*The problem:* Copy nothing but the text: reproduce each line of the listing exactly and leave the pictures out.

*Record list:*
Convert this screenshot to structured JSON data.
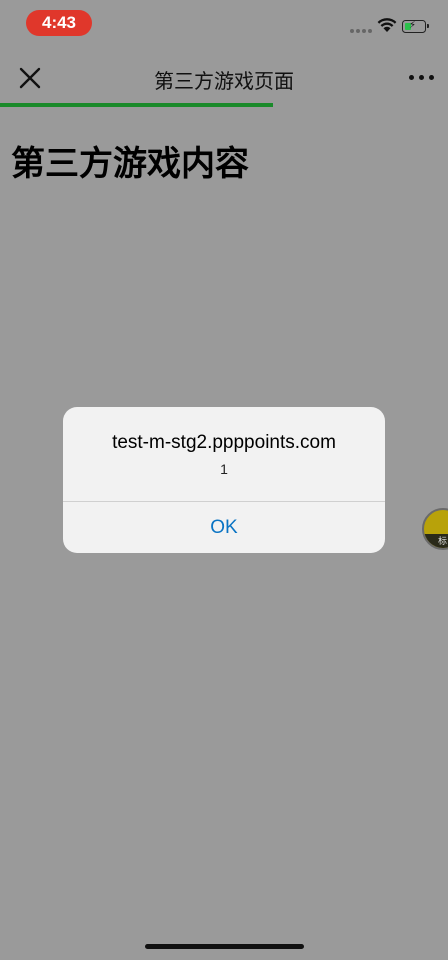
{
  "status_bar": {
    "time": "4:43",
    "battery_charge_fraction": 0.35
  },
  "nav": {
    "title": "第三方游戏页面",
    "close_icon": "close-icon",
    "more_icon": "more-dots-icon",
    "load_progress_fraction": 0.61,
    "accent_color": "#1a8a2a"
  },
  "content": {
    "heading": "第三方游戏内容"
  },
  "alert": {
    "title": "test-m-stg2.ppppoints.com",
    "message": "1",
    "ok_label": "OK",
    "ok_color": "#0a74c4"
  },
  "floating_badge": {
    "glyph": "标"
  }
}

*In response:*
Convert this screenshot to structured JSON data.
{
  "status_bar": {
    "time": "4:43",
    "battery_charge_fraction": 0.35
  },
  "nav": {
    "title": "第三方游戏页面",
    "close_icon": "close-icon",
    "more_icon": "more-dots-icon",
    "load_progress_fraction": 0.61,
    "accent_color": "#1a8a2a"
  },
  "content": {
    "heading": "第三方游戏内容"
  },
  "alert": {
    "title": "test-m-stg2.ppppoints.com",
    "message": "1",
    "ok_label": "OK",
    "ok_color": "#0a74c4"
  },
  "floating_badge": {
    "glyph": "标"
  }
}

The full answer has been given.